--- start Extracted records ---
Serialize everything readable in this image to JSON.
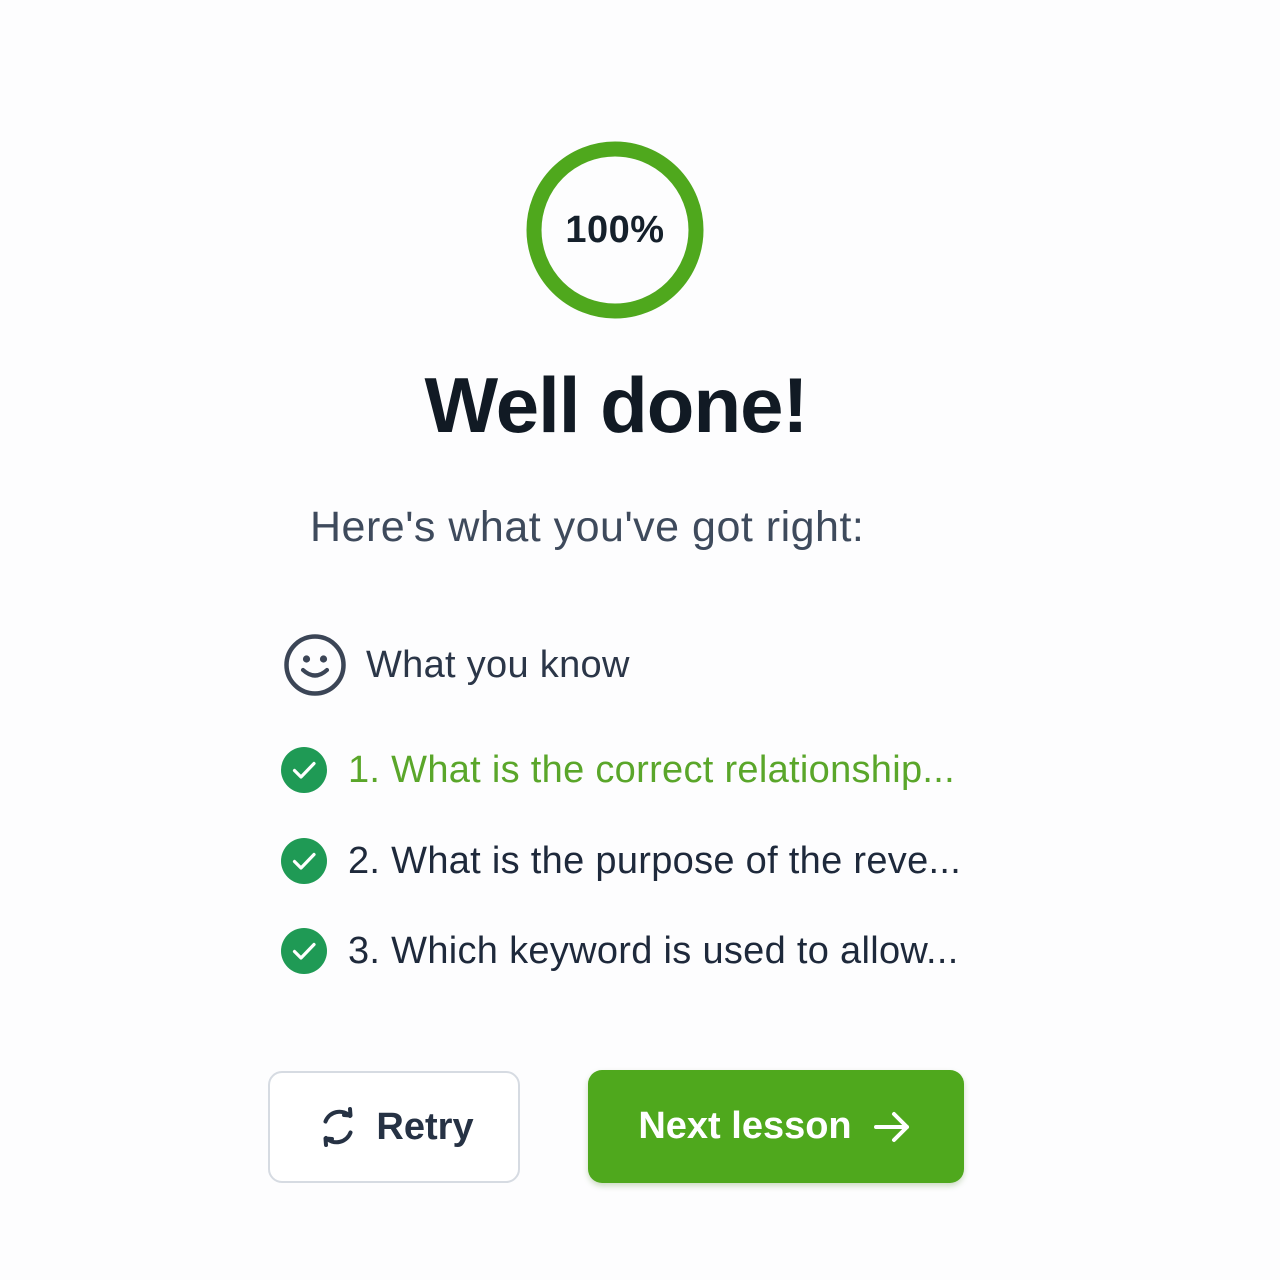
{
  "score": {
    "label": "100%",
    "value": 1.0,
    "color": "#4fa81d"
  },
  "title": "Well done!",
  "subtitle": "Here's what you've got right:",
  "section": {
    "label": "What you know",
    "icon": "smiley-icon"
  },
  "questions": [
    {
      "label": "1. What is the correct relationship...",
      "status": "correct",
      "highlighted": true
    },
    {
      "label": "2. What is the purpose of the reve...",
      "status": "correct",
      "highlighted": false
    },
    {
      "label": "3. Which keyword is used to allow...",
      "status": "correct",
      "highlighted": false
    }
  ],
  "buttons": {
    "retry": {
      "label": "Retry",
      "icon": "refresh-icon"
    },
    "next": {
      "label": "Next lesson",
      "icon": "arrow-right-icon"
    }
  },
  "colors": {
    "accent": "#4fa81d",
    "check": "#1f9a55",
    "highlight_text": "#5aa62a",
    "heading": "#111a24"
  }
}
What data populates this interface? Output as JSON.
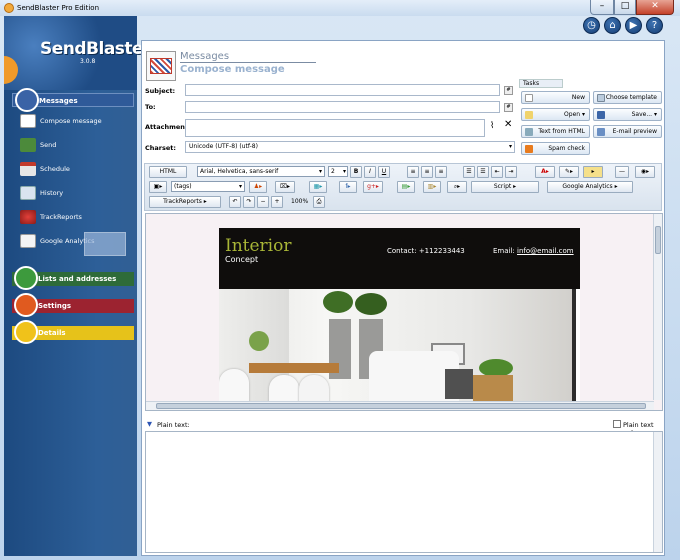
{
  "window": {
    "title": "SendBlaster Pro Edition",
    "minimize": "–",
    "maximize": "□",
    "close": "✕"
  },
  "logo": {
    "name": "SendBlaster3",
    "version": "3.0.8"
  },
  "sidebar": {
    "messages_header": "Messages",
    "items": [
      {
        "label": "Compose message",
        "icon": "compose-icon"
      },
      {
        "label": "Send",
        "icon": "send-icon"
      },
      {
        "label": "Schedule",
        "icon": "calendar-icon"
      },
      {
        "label": "History",
        "icon": "history-icon"
      },
      {
        "label": "TrackReports",
        "icon": "track-icon"
      },
      {
        "label": "Google Analytics",
        "icon": "analytics-icon"
      }
    ],
    "lists_header": "Lists and addresses",
    "settings_header": "Settings",
    "details_header": "Details",
    "colors": {
      "messages": "#3a63a6",
      "lists": "#2e6b39",
      "settings": "#9c2330",
      "details": "#e6c21a"
    }
  },
  "top_icons": [
    "clock-icon",
    "home-icon",
    "video-icon",
    "help-icon"
  ],
  "header": {
    "title": "Messages",
    "subtitle": "Compose message"
  },
  "form": {
    "subject_label": "Subject:",
    "subject_value": "",
    "to_label": "To:",
    "to_value": "",
    "attachments_label": "Attachments:",
    "attachments_value": "",
    "charset_label": "Charset:",
    "charset_value": "Unicode (UTF-8)     (utf-8)",
    "hash": "#"
  },
  "tasks": {
    "label": "Tasks",
    "buttons": {
      "new": "New",
      "choose_template": "Choose template",
      "open": "Open",
      "save": "Save...",
      "text_from_html": "Text from HTML",
      "email_preview": "E-mail preview",
      "spam_check": "Spam check"
    }
  },
  "toolbar": {
    "html": "HTML",
    "font": "Arial, Helvetica, sans-serif",
    "size": "2",
    "bold": "B",
    "italic": "I",
    "underline": "U",
    "tags": "(tags)",
    "script": "Script",
    "google_analytics": "Google Analytics",
    "trackreports": "TrackReports",
    "zoom": "100%"
  },
  "document": {
    "title": "Interior",
    "subtitle": "Concept",
    "contact": "Contact:  +112233443",
    "email_label": "Email:",
    "email_value": "info@email.com"
  },
  "plain": {
    "label": "Plain text:",
    "only_label": "Plain text only"
  }
}
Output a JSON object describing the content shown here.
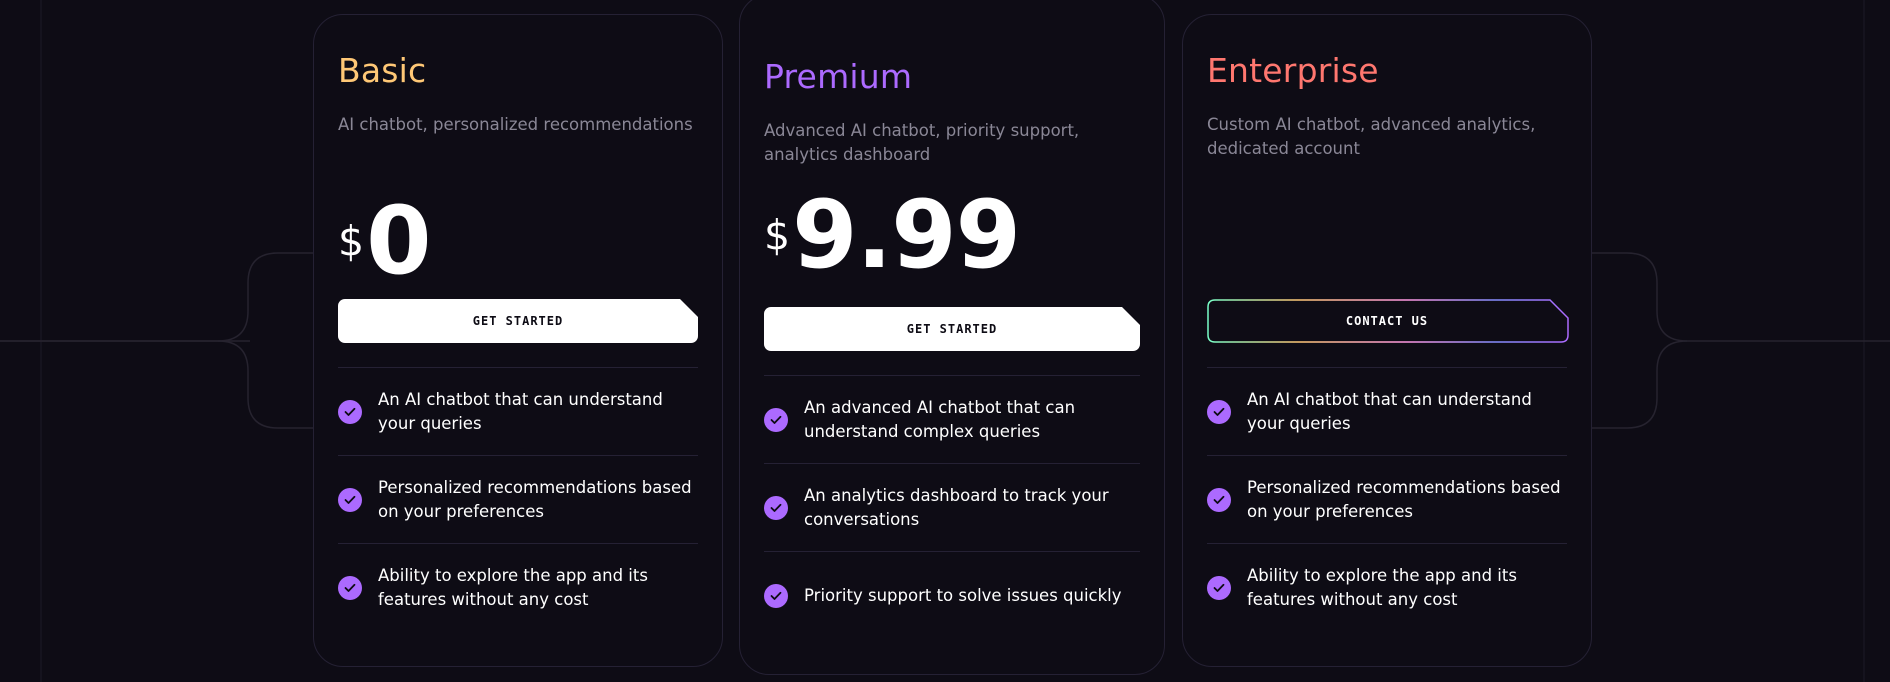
--- end Extracted records ---
In the entries above, find every line with the word "JSON" and list it.

* Answer to the problem *
Serialize everything readable in this image to JSON.
What data populates this interface? Output as JSON.
Output a JSON object describing the content shown here.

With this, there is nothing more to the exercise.